Items from a figure collection
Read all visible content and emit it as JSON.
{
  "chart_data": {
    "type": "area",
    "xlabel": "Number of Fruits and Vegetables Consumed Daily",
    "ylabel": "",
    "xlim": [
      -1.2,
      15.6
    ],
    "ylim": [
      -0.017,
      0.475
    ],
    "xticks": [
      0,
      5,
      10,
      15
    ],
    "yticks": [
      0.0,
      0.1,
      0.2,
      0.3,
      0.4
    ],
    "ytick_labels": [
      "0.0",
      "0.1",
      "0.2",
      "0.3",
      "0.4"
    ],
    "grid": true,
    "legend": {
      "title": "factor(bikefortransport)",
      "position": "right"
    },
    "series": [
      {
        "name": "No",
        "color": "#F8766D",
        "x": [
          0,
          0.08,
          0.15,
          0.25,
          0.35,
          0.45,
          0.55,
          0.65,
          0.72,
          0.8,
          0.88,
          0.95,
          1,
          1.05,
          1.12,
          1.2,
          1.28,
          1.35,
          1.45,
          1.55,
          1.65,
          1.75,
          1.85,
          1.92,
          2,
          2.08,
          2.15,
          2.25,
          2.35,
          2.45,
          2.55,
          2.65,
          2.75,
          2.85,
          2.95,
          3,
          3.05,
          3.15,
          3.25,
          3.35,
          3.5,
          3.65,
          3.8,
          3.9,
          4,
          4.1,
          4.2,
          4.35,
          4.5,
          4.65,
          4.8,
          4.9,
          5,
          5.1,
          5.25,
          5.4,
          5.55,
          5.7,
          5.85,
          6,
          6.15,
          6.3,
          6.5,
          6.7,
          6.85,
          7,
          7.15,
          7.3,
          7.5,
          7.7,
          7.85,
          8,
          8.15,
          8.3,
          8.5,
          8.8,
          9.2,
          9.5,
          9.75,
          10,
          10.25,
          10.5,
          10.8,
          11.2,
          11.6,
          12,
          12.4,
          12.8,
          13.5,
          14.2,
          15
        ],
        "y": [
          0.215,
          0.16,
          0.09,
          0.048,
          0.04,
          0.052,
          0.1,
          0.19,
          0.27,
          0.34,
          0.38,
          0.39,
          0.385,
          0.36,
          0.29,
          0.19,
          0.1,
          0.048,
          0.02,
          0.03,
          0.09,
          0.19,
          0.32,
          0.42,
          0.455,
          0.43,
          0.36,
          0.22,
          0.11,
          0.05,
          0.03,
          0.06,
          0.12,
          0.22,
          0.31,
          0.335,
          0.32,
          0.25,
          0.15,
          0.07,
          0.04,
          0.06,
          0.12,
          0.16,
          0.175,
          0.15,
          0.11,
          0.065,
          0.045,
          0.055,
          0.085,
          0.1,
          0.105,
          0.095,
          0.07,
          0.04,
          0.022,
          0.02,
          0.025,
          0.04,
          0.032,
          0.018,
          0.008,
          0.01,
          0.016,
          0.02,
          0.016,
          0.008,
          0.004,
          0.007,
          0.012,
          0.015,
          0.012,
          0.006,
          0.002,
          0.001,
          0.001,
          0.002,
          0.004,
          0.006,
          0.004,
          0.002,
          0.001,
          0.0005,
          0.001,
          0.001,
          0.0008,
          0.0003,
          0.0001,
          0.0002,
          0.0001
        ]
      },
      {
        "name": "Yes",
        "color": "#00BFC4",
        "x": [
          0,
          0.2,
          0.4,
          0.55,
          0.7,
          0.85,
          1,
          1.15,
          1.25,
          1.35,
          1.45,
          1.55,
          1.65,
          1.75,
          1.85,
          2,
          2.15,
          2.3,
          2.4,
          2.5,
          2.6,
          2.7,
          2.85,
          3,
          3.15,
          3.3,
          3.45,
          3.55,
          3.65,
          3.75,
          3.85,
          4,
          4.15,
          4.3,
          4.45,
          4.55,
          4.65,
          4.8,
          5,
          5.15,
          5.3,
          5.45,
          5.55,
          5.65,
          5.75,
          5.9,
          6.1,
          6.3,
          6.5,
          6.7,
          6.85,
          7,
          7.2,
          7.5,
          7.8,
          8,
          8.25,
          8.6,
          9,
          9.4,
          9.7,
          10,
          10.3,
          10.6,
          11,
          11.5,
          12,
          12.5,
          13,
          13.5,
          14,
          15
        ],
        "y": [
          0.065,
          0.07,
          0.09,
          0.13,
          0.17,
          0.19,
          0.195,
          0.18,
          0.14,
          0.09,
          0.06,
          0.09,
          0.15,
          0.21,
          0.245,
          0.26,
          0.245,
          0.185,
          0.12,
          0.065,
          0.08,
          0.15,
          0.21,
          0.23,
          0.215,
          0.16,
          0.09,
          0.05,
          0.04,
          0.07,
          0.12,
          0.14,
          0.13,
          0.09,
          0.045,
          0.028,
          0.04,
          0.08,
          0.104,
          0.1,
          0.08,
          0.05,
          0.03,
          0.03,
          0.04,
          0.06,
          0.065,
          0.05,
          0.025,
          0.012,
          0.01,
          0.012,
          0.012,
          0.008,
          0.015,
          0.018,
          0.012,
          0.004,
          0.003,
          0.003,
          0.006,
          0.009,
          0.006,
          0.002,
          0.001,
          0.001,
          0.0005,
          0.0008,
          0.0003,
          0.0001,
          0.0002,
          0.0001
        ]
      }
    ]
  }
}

▶ **Directions for this task**
Every line above should be printed again exactly as it stands.

▶ **Problem solution**
Read all visible content and emit it as JSON.
{
  "chart_data": {
    "type": "area",
    "xlabel": "Number of Fruits and Vegetables Consumed Daily",
    "ylabel": "",
    "xlim": [
      -1.2,
      15.6
    ],
    "ylim": [
      -0.017,
      0.475
    ],
    "xticks": [
      0,
      5,
      10,
      15
    ],
    "yticks": [
      0.0,
      0.1,
      0.2,
      0.3,
      0.4
    ],
    "ytick_labels": [
      "0.0",
      "0.1",
      "0.2",
      "0.3",
      "0.4"
    ],
    "grid": true,
    "legend": {
      "title": "factor(bikefortransport)",
      "position": "right"
    },
    "series": [
      {
        "name": "No",
        "color": "#F8766D",
        "x": [
          0,
          0.08,
          0.15,
          0.25,
          0.35,
          0.45,
          0.55,
          0.65,
          0.72,
          0.8,
          0.88,
          0.95,
          1,
          1.05,
          1.12,
          1.2,
          1.28,
          1.35,
          1.45,
          1.55,
          1.65,
          1.75,
          1.85,
          1.92,
          2,
          2.08,
          2.15,
          2.25,
          2.35,
          2.45,
          2.55,
          2.65,
          2.75,
          2.85,
          2.95,
          3,
          3.05,
          3.15,
          3.25,
          3.35,
          3.5,
          3.65,
          3.8,
          3.9,
          4,
          4.1,
          4.2,
          4.35,
          4.5,
          4.65,
          4.8,
          4.9,
          5,
          5.1,
          5.25,
          5.4,
          5.55,
          5.7,
          5.85,
          6,
          6.15,
          6.3,
          6.5,
          6.7,
          6.85,
          7,
          7.15,
          7.3,
          7.5,
          7.7,
          7.85,
          8,
          8.15,
          8.3,
          8.5,
          8.8,
          9.2,
          9.5,
          9.75,
          10,
          10.25,
          10.5,
          10.8,
          11.2,
          11.6,
          12,
          12.4,
          12.8,
          13.5,
          14.2,
          15
        ],
        "y": [
          0.215,
          0.16,
          0.09,
          0.048,
          0.04,
          0.052,
          0.1,
          0.19,
          0.27,
          0.34,
          0.38,
          0.39,
          0.385,
          0.36,
          0.29,
          0.19,
          0.1,
          0.048,
          0.02,
          0.03,
          0.09,
          0.19,
          0.32,
          0.42,
          0.455,
          0.43,
          0.36,
          0.22,
          0.11,
          0.05,
          0.03,
          0.06,
          0.12,
          0.22,
          0.31,
          0.335,
          0.32,
          0.25,
          0.15,
          0.07,
          0.04,
          0.06,
          0.12,
          0.16,
          0.175,
          0.15,
          0.11,
          0.065,
          0.045,
          0.055,
          0.085,
          0.1,
          0.105,
          0.095,
          0.07,
          0.04,
          0.022,
          0.02,
          0.025,
          0.04,
          0.032,
          0.018,
          0.008,
          0.01,
          0.016,
          0.02,
          0.016,
          0.008,
          0.004,
          0.007,
          0.012,
          0.015,
          0.012,
          0.006,
          0.002,
          0.001,
          0.001,
          0.002,
          0.004,
          0.006,
          0.004,
          0.002,
          0.001,
          0.0005,
          0.001,
          0.001,
          0.0008,
          0.0003,
          0.0001,
          0.0002,
          0.0001
        ]
      },
      {
        "name": "Yes",
        "color": "#00BFC4",
        "x": [
          0,
          0.2,
          0.4,
          0.55,
          0.7,
          0.85,
          1,
          1.15,
          1.25,
          1.35,
          1.45,
          1.55,
          1.65,
          1.75,
          1.85,
          2,
          2.15,
          2.3,
          2.4,
          2.5,
          2.6,
          2.7,
          2.85,
          3,
          3.15,
          3.3,
          3.45,
          3.55,
          3.65,
          3.75,
          3.85,
          4,
          4.15,
          4.3,
          4.45,
          4.55,
          4.65,
          4.8,
          5,
          5.15,
          5.3,
          5.45,
          5.55,
          5.65,
          5.75,
          5.9,
          6.1,
          6.3,
          6.5,
          6.7,
          6.85,
          7,
          7.2,
          7.5,
          7.8,
          8,
          8.25,
          8.6,
          9,
          9.4,
          9.7,
          10,
          10.3,
          10.6,
          11,
          11.5,
          12,
          12.5,
          13,
          13.5,
          14,
          15
        ],
        "y": [
          0.065,
          0.07,
          0.09,
          0.13,
          0.17,
          0.19,
          0.195,
          0.18,
          0.14,
          0.09,
          0.06,
          0.09,
          0.15,
          0.21,
          0.245,
          0.26,
          0.245,
          0.185,
          0.12,
          0.065,
          0.08,
          0.15,
          0.21,
          0.23,
          0.215,
          0.16,
          0.09,
          0.05,
          0.04,
          0.07,
          0.12,
          0.14,
          0.13,
          0.09,
          0.045,
          0.028,
          0.04,
          0.08,
          0.104,
          0.1,
          0.08,
          0.05,
          0.03,
          0.03,
          0.04,
          0.06,
          0.065,
          0.05,
          0.025,
          0.012,
          0.01,
          0.012,
          0.012,
          0.008,
          0.015,
          0.018,
          0.012,
          0.004,
          0.003,
          0.003,
          0.006,
          0.009,
          0.006,
          0.002,
          0.001,
          0.001,
          0.0005,
          0.0008,
          0.0003,
          0.0001,
          0.0002,
          0.0001
        ]
      }
    ]
  }
}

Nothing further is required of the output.